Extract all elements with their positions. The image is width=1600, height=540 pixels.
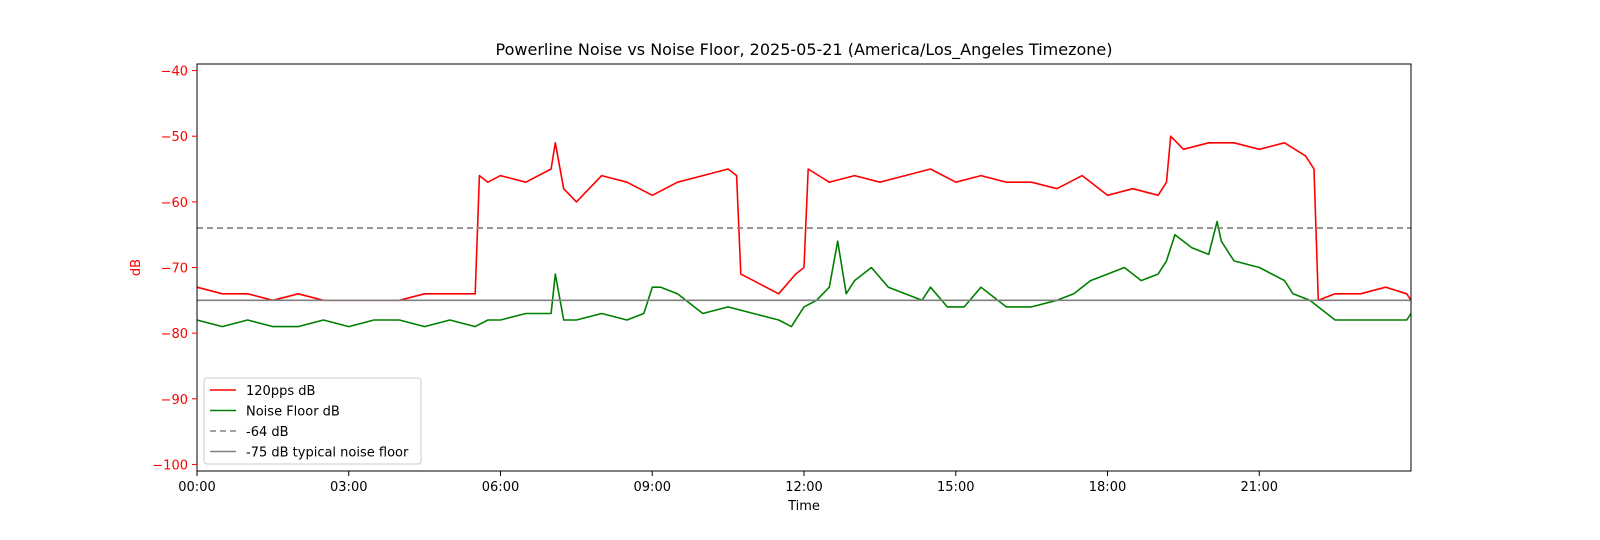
x-tick-label-5: 15:00 <box>937 480 974 495</box>
x-axis-ticks: 00:00 03:00 06:00 09:00 12:00 15:00 18:00 21:00 <box>178 471 1278 495</box>
x-tick-label-2: 06:00 <box>482 480 519 495</box>
x-tick-label-4: 12:00 <box>785 480 822 495</box>
x-tick-label-7: 21:00 <box>1241 480 1278 495</box>
x-axis-label: Time <box>787 499 820 514</box>
series-line-0 <box>196 135 1412 302</box>
y-tick-label-6: −100 <box>152 458 188 473</box>
x-tick-label-3: 09:00 <box>634 480 671 495</box>
plot-lines <box>196 135 1412 328</box>
legend-label-3: -75 dB typical noise floor <box>246 446 409 461</box>
y-tick-label-5: −90 <box>161 393 188 408</box>
legend-label-2: -64 dB <box>246 425 289 440</box>
legend-label-1: Noise Floor dB <box>246 405 340 420</box>
y-tick-label-0: −40 <box>161 65 188 80</box>
chart-title: Powerline Noise vs Noise Floor, 2025-05-… <box>496 40 1113 60</box>
x-tick-label-1: 03:00 <box>330 480 367 495</box>
y-tick-label-1: −50 <box>161 130 188 145</box>
series-line-1 <box>196 220 1412 328</box>
legend-box <box>203 377 422 465</box>
y-tick-label-2: −60 <box>161 196 188 211</box>
x-tick-label-0: 00:00 <box>178 480 215 495</box>
y-tick-label-3: −70 <box>161 262 188 277</box>
y-axis-label: dB <box>129 259 144 276</box>
y-axis-ticks: −40 −50 −60 −70 −80 −90 −100 <box>152 65 197 473</box>
legend: 120pps dB Noise Floor dB -64 dB -75 dB typi… <box>203 377 422 465</box>
legend-label-0: 120pps dB <box>246 384 315 399</box>
x-tick-label-6: 18:00 <box>1089 480 1126 495</box>
y-tick-label-4: −80 <box>161 327 188 342</box>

---------------

Stated goal: Could you copy every line of the records above, character for character, leaving out the pictures?

Answer to this exercise:
Extract all elements with their positions. The image is width=1600, height=540 pixels.
x-tick-label-5: 15:00 <box>937 480 974 495</box>
x-axis-ticks: 00:00 03:00 06:00 09:00 12:00 15:00 18:00 21:00 <box>178 471 1278 495</box>
x-tick-label-2: 06:00 <box>482 480 519 495</box>
x-tick-label-4: 12:00 <box>785 480 822 495</box>
x-tick-label-7: 21:00 <box>1241 480 1278 495</box>
x-axis-label: Time <box>787 499 820 514</box>
series-line-0 <box>196 135 1412 302</box>
y-tick-label-6: −100 <box>152 458 188 473</box>
x-tick-label-3: 09:00 <box>634 480 671 495</box>
plot-lines <box>196 135 1412 328</box>
legend-label-3: -75 dB typical noise floor <box>246 446 409 461</box>
y-tick-label-5: −90 <box>161 393 188 408</box>
legend-label-2: -64 dB <box>246 425 289 440</box>
legend-label-1: Noise Floor dB <box>246 405 340 420</box>
y-tick-label-0: −40 <box>161 65 188 80</box>
chart-title: Powerline Noise vs Noise Floor, 2025-05-… <box>496 40 1113 60</box>
x-tick-label-1: 03:00 <box>330 480 367 495</box>
y-tick-label-1: −50 <box>161 130 188 145</box>
series-line-1 <box>196 220 1412 328</box>
legend-box <box>203 377 422 465</box>
y-tick-label-2: −60 <box>161 196 188 211</box>
x-tick-label-0: 00:00 <box>178 480 215 495</box>
y-tick-label-3: −70 <box>161 262 188 277</box>
y-axis-label: dB <box>129 259 144 276</box>
y-axis-ticks: −40 −50 −60 −70 −80 −90 −100 <box>152 65 197 473</box>
legend: 120pps dB Noise Floor dB -64 dB -75 dB typi… <box>203 377 422 465</box>
legend-label-0: 120pps dB <box>246 384 315 399</box>
x-tick-label-6: 18:00 <box>1089 480 1126 495</box>
y-tick-label-4: −80 <box>161 327 188 342</box>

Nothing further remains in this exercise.